# [INPUT FOR THIS TASK]
++++++++++++++++++++
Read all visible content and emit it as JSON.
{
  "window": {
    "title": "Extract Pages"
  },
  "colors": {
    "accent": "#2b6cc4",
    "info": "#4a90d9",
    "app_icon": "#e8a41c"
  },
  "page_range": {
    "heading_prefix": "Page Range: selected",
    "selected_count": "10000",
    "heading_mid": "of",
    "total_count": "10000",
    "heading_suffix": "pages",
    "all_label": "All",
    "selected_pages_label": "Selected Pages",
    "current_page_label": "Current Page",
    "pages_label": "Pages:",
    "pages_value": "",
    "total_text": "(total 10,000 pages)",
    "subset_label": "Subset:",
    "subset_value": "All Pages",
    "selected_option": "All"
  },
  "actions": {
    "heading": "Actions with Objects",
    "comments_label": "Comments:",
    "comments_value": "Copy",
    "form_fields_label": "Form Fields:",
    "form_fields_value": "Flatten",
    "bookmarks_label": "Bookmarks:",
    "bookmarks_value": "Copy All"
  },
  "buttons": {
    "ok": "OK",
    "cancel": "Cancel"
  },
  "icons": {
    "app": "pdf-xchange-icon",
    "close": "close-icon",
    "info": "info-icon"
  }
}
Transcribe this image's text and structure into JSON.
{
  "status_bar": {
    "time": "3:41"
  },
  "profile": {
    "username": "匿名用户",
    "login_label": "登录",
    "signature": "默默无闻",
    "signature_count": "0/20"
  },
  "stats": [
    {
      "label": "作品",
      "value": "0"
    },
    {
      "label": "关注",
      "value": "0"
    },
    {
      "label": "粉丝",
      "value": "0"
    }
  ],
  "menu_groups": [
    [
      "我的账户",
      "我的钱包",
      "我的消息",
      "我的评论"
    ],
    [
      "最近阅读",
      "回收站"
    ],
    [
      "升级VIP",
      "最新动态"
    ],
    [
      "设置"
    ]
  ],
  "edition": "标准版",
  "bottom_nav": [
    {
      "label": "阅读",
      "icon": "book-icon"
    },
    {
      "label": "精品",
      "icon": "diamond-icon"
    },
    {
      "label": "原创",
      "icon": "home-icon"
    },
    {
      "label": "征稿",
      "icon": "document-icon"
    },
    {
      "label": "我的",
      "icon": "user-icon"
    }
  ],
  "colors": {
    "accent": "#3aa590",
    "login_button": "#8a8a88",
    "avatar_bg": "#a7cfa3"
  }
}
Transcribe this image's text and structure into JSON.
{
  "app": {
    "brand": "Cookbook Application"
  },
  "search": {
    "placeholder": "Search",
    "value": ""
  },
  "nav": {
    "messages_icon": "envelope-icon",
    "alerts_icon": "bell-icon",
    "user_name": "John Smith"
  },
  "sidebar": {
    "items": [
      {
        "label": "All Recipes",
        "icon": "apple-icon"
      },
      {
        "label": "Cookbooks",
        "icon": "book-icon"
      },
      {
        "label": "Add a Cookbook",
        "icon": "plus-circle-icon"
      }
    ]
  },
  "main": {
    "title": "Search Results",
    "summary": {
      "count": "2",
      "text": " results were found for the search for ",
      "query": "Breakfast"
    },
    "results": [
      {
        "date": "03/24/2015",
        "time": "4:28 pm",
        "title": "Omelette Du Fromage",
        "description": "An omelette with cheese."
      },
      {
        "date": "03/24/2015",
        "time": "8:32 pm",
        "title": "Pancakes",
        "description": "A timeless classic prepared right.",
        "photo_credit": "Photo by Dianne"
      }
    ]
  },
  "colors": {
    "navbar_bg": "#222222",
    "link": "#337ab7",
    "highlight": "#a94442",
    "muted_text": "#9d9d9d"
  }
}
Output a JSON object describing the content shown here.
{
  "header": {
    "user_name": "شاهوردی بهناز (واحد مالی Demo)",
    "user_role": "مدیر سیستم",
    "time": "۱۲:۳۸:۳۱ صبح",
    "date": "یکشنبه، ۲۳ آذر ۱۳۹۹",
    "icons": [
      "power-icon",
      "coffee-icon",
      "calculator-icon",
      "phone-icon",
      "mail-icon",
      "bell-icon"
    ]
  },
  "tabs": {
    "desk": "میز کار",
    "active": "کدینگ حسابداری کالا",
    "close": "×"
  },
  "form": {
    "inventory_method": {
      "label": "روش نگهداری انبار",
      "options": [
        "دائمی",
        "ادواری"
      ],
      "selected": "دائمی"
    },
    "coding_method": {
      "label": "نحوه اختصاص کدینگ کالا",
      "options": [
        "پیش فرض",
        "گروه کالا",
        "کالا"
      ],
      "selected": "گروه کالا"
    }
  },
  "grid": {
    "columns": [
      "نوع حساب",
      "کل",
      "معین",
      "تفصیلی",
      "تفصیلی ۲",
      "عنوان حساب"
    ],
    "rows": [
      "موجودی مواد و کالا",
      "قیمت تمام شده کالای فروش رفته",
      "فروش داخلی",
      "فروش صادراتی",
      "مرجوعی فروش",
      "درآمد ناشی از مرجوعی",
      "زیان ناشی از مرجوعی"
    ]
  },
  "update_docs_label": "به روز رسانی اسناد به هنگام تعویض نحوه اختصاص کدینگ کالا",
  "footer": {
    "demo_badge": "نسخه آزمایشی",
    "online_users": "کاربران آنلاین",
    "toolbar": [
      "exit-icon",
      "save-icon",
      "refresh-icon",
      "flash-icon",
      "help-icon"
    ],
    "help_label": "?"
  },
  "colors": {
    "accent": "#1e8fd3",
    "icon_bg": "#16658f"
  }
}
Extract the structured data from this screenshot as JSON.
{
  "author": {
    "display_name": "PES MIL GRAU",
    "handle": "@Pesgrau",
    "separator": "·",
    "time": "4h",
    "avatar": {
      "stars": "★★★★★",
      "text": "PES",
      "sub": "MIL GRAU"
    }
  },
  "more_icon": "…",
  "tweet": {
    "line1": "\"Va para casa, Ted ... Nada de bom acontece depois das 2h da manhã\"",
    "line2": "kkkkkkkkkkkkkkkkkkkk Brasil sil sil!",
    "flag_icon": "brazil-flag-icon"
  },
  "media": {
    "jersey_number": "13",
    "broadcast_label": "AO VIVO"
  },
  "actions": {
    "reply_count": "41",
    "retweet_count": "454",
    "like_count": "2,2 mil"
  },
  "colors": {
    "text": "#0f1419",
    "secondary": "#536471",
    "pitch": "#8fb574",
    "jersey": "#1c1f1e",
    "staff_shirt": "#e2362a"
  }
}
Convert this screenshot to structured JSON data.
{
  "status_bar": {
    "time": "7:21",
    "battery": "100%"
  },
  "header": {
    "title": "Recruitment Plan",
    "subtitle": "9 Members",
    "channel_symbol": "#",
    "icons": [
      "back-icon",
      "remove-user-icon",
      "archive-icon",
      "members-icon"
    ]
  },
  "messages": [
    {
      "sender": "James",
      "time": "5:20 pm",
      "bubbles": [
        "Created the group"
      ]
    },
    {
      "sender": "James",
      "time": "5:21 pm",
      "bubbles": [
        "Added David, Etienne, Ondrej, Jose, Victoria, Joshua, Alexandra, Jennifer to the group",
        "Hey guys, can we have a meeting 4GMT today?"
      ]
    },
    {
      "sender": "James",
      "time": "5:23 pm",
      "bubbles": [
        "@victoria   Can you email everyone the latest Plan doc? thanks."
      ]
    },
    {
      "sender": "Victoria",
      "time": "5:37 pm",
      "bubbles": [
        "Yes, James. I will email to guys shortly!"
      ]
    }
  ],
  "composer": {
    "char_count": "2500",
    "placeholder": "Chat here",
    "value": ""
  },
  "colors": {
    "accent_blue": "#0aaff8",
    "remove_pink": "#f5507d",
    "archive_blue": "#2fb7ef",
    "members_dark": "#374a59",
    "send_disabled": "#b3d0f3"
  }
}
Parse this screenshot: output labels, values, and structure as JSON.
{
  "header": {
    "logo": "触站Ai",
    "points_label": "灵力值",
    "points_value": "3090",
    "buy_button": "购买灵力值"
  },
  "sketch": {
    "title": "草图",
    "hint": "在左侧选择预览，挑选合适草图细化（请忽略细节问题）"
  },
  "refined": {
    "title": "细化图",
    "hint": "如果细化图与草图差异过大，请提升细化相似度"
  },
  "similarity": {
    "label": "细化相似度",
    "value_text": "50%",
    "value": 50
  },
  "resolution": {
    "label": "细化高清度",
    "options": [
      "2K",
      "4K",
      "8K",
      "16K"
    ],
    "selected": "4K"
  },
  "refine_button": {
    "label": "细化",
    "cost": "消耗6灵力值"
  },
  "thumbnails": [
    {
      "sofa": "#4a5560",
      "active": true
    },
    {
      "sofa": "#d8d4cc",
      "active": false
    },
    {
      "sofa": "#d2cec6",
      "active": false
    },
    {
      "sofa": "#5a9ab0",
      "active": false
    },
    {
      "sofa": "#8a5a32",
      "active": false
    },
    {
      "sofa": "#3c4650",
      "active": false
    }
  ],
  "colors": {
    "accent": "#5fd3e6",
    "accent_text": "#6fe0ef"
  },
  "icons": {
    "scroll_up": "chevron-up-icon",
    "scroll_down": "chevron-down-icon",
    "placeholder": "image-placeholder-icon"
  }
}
++++++++++++++++++++
# [EXERCISE]
With the line containing "Parse this screenshot: output" as the first and the last line of the records as the final one, print exactly the lines in that span.

# [REPLY]
Parse this screenshot: output labels, values, and structure as JSON.
{
  "header": {
    "logo": "触站Ai",
    "points_label": "灵力值",
    "points_value": "3090",
    "buy_button": "购买灵力值"
  },
  "sketch": {
    "title": "草图",
    "hint": "在左侧选择预览，挑选合适草图细化（请忽略细节问题）"
  },
  "refined": {
    "title": "细化图",
    "hint": "如果细化图与草图差异过大，请提升细化相似度"
  },
  "similarity": {
    "label": "细化相似度",
    "value_text": "50%",
    "value": 50
  },
  "resolution": {
    "label": "细化高清度",
    "options": [
      "2K",
      "4K",
      "8K",
      "16K"
    ],
    "selected": "4K"
  },
  "refine_button": {
    "label": "细化",
    "cost": "消耗6灵力值"
  },
  "thumbnails": [
    {
      "sofa": "#4a5560",
      "active": true
    },
    {
      "sofa": "#d8d4cc",
      "active": false
    },
    {
      "sofa": "#d2cec6",
      "active": false
    },
    {
      "sofa": "#5a9ab0",
      "active": false
    },
    {
      "sofa": "#8a5a32",
      "active": false
    },
    {
      "sofa": "#3c4650",
      "active": false
    }
  ],
  "colors": {
    "accent": "#5fd3e6",
    "accent_text": "#6fe0ef"
  },
  "icons": {
    "scroll_up": "chevron-up-icon",
    "scroll_down": "chevron-down-icon",
    "placeholder": "image-placeholder-icon"
  }
}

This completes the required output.